» **Record excerpts**:
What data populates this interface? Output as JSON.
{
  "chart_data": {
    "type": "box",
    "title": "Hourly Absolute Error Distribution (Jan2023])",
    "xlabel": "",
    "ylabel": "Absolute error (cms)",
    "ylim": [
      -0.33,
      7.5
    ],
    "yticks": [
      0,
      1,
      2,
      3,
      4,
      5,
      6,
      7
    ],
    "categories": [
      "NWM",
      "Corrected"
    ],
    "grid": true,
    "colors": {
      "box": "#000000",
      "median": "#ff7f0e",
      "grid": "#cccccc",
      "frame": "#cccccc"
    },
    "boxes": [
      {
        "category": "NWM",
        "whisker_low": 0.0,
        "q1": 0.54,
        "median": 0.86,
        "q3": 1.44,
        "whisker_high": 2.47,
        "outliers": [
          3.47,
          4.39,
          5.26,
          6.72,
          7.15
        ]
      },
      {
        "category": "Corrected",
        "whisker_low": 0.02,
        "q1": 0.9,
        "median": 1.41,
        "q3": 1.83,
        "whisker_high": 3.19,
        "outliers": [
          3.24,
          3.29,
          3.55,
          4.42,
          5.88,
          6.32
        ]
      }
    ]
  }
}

» **Stated goal**: Copy out each line exactly as written.

» **Task output**:
What data populates this interface? Output as JSON.
{
  "chart_data": {
    "type": "box",
    "title": "Hourly Absolute Error Distribution (Jan2023])",
    "xlabel": "",
    "ylabel": "Absolute error (cms)",
    "ylim": [
      -0.33,
      7.5
    ],
    "yticks": [
      0,
      1,
      2,
      3,
      4,
      5,
      6,
      7
    ],
    "categories": [
      "NWM",
      "Corrected"
    ],
    "grid": true,
    "colors": {
      "box": "#000000",
      "median": "#ff7f0e",
      "grid": "#cccccc",
      "frame": "#cccccc"
    },
    "boxes": [
      {
        "category": "NWM",
        "whisker_low": 0.0,
        "q1": 0.54,
        "median": 0.86,
        "q3": 1.44,
        "whisker_high": 2.47,
        "outliers": [
          3.47,
          4.39,
          5.26,
          6.72,
          7.15
        ]
      },
      {
        "category": "Corrected",
        "whisker_low": 0.02,
        "q1": 0.9,
        "median": 1.41,
        "q3": 1.83,
        "whisker_high": 3.19,
        "outliers": [
          3.24,
          3.29,
          3.55,
          4.42,
          5.88,
          6.32
        ]
      }
    ]
  }
}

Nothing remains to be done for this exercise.